DATA FOR ANALYSIS START
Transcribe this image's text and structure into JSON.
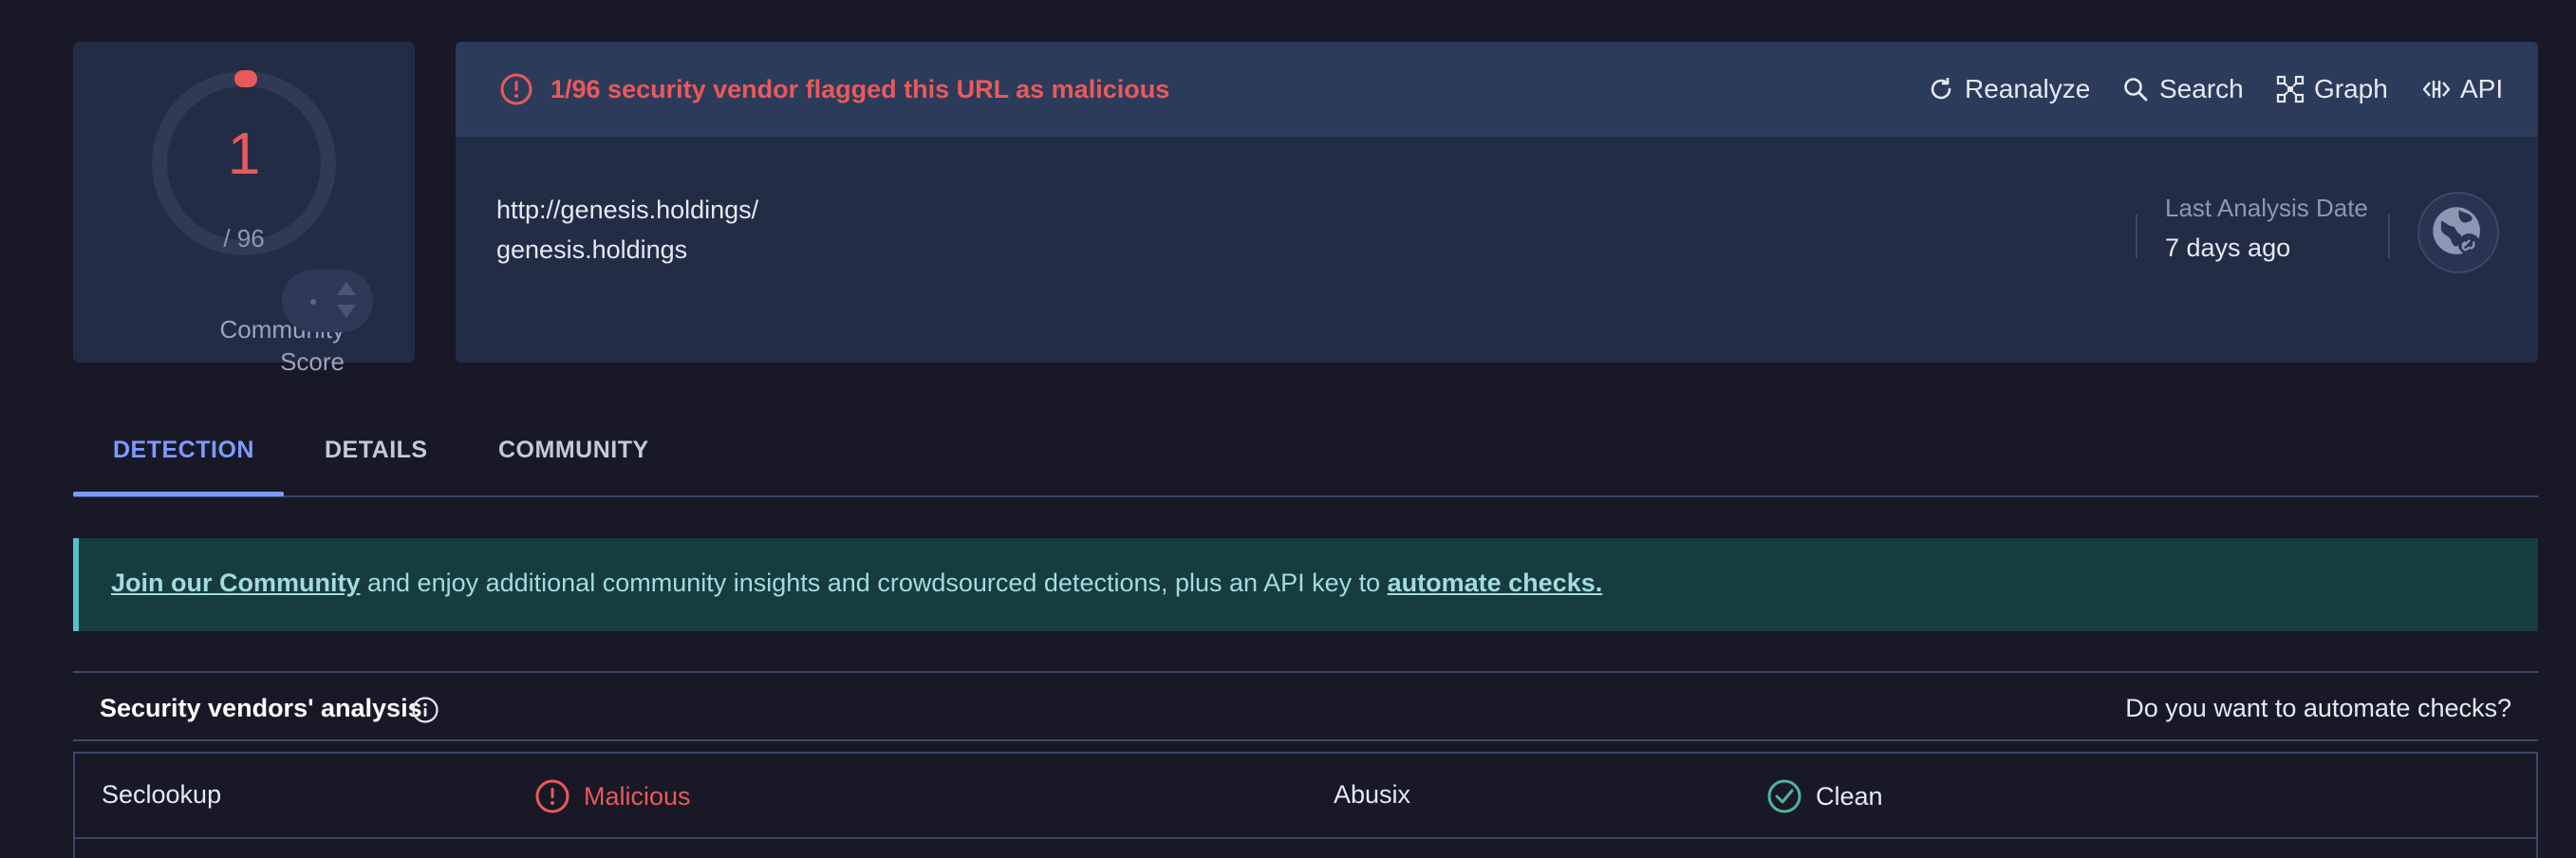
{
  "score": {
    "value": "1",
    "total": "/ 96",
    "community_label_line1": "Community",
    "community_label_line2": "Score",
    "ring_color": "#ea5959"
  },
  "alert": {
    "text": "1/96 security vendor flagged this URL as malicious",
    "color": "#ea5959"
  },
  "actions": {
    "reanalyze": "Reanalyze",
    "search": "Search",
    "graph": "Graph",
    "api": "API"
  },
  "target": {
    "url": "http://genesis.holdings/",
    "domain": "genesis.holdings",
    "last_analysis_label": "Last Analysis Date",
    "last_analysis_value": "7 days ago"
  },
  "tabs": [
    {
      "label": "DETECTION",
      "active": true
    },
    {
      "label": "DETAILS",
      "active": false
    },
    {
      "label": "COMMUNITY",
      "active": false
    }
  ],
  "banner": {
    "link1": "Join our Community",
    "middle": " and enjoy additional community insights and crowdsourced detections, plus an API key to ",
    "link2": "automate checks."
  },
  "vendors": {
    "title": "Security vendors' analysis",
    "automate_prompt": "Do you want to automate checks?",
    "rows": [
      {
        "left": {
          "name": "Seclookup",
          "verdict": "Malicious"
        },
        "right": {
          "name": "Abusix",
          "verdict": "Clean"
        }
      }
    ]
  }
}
DATA FOR ANALYSIS END
Repeat the data exactly. Pictures should not appear.

# FINAL ANSWER:
Transcribe this image's text and structure into JSON.
{
  "score": {
    "value": "1",
    "total": "/ 96",
    "community_label_line1": "Community",
    "community_label_line2": "Score",
    "ring_color": "#ea5959"
  },
  "alert": {
    "text": "1/96 security vendor flagged this URL as malicious",
    "color": "#ea5959"
  },
  "actions": {
    "reanalyze": "Reanalyze",
    "search": "Search",
    "graph": "Graph",
    "api": "API"
  },
  "target": {
    "url": "http://genesis.holdings/",
    "domain": "genesis.holdings",
    "last_analysis_label": "Last Analysis Date",
    "last_analysis_value": "7 days ago"
  },
  "tabs": [
    {
      "label": "DETECTION",
      "active": true
    },
    {
      "label": "DETAILS",
      "active": false
    },
    {
      "label": "COMMUNITY",
      "active": false
    }
  ],
  "banner": {
    "link1": "Join our Community",
    "middle": " and enjoy additional community insights and crowdsourced detections, plus an API key to ",
    "link2": "automate checks."
  },
  "vendors": {
    "title": "Security vendors' analysis",
    "automate_prompt": "Do you want to automate checks?",
    "rows": [
      {
        "left": {
          "name": "Seclookup",
          "verdict": "Malicious"
        },
        "right": {
          "name": "Abusix",
          "verdict": "Clean"
        }
      }
    ]
  }
}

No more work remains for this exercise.